Figure record extracts
[START]
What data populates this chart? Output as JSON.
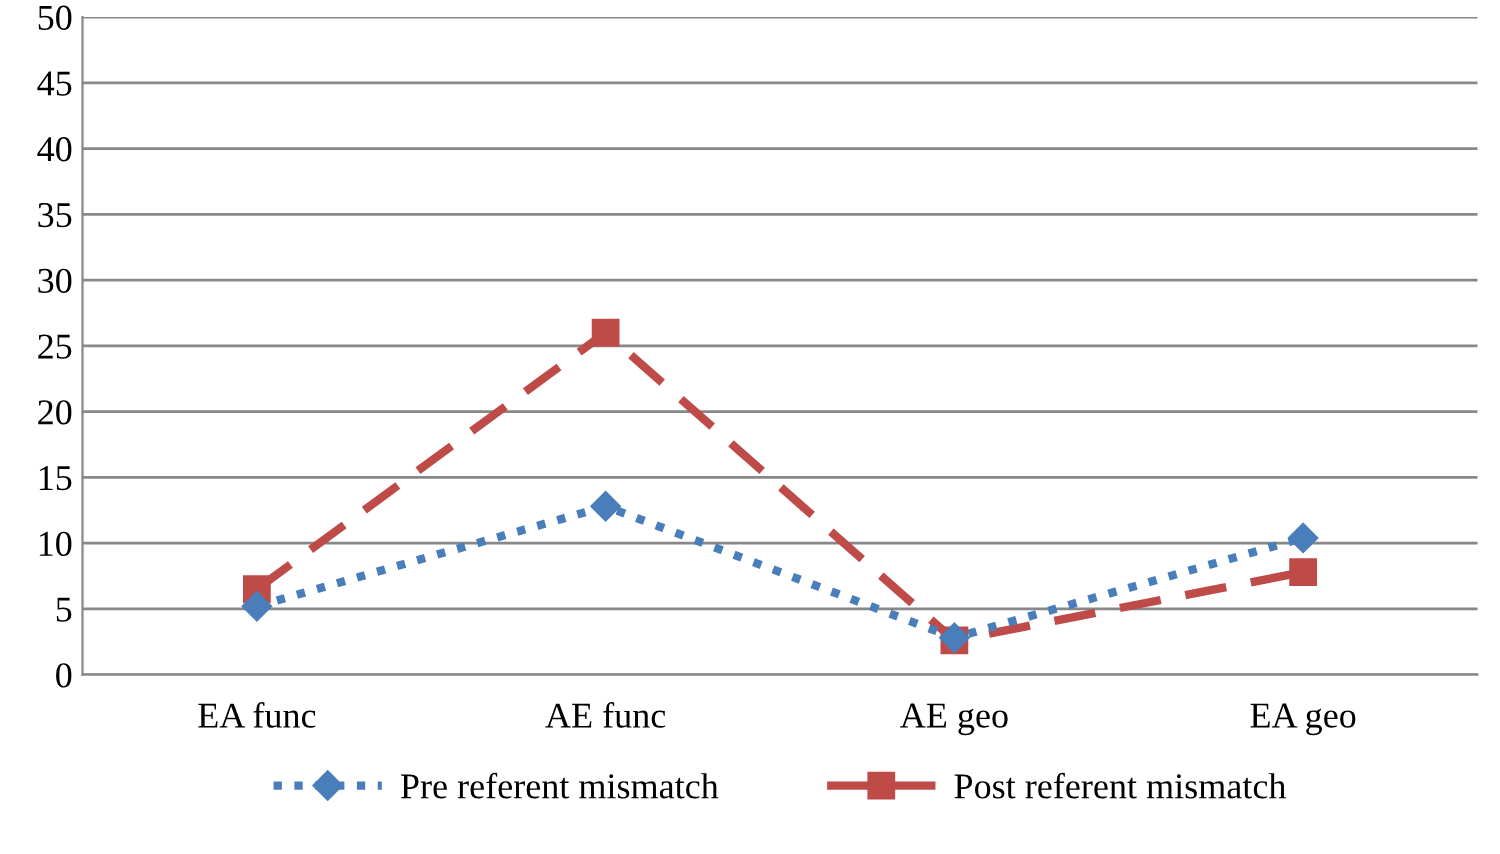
{
  "chart_data": {
    "type": "line",
    "categories": [
      "EA func",
      "AE func",
      "AE geo",
      "EA geo"
    ],
    "series": [
      {
        "name": "Pre referent mismatch",
        "color": "#4a7ebb",
        "values": [
          5.2,
          12.8,
          2.8,
          10.4
        ],
        "marker": "diamond",
        "line_style": "dotted"
      },
      {
        "name": "Post referent mismatch",
        "color": "#be4b48",
        "values": [
          6.5,
          26.0,
          2.6,
          7.8
        ],
        "marker": "square",
        "line_style": "dashed"
      }
    ],
    "ylim": [
      0,
      50
    ],
    "yticks": [
      0,
      5,
      10,
      15,
      20,
      25,
      30,
      35,
      40,
      45,
      50
    ],
    "grid": "y",
    "legend": "bottom"
  }
}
[END]
Written instruction ::
Reproduce each line word for word and drop the pictures.

Result of the task ::
What data populates this chart? Output as JSON.
{
  "chart_data": {
    "type": "line",
    "categories": [
      "EA func",
      "AE func",
      "AE geo",
      "EA geo"
    ],
    "series": [
      {
        "name": "Pre referent mismatch",
        "color": "#4a7ebb",
        "values": [
          5.2,
          12.8,
          2.8,
          10.4
        ],
        "marker": "diamond",
        "line_style": "dotted"
      },
      {
        "name": "Post referent mismatch",
        "color": "#be4b48",
        "values": [
          6.5,
          26.0,
          2.6,
          7.8
        ],
        "marker": "square",
        "line_style": "dashed"
      }
    ],
    "ylim": [
      0,
      50
    ],
    "yticks": [
      0,
      5,
      10,
      15,
      20,
      25,
      30,
      35,
      40,
      45,
      50
    ],
    "grid": "y",
    "legend": "bottom"
  }
}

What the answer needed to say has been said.